• **PROBLEM DETAILS**:
Would you output the whole listing below, exactly as it reads?

• **RECORDS FOR PROCESSING**:
• • •
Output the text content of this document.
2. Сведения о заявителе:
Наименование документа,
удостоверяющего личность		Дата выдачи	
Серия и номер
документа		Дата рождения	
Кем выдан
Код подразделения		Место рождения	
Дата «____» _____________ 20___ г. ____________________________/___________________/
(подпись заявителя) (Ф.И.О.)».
• • •
• **SOLUTION TO THIS TASK**:
Output the text content of this document.
2. Сведения о заявителе:
Наименование документа,
удостоверяющего личность		Дата выдачи	
Серия и номер
документа		Дата рождения	
Кем выдан
Код подразделения		Место рождения	
Дата «____» _____________ 20___ г. ____________________________/___________________/
(подпись заявителя) (Ф.И.О.)».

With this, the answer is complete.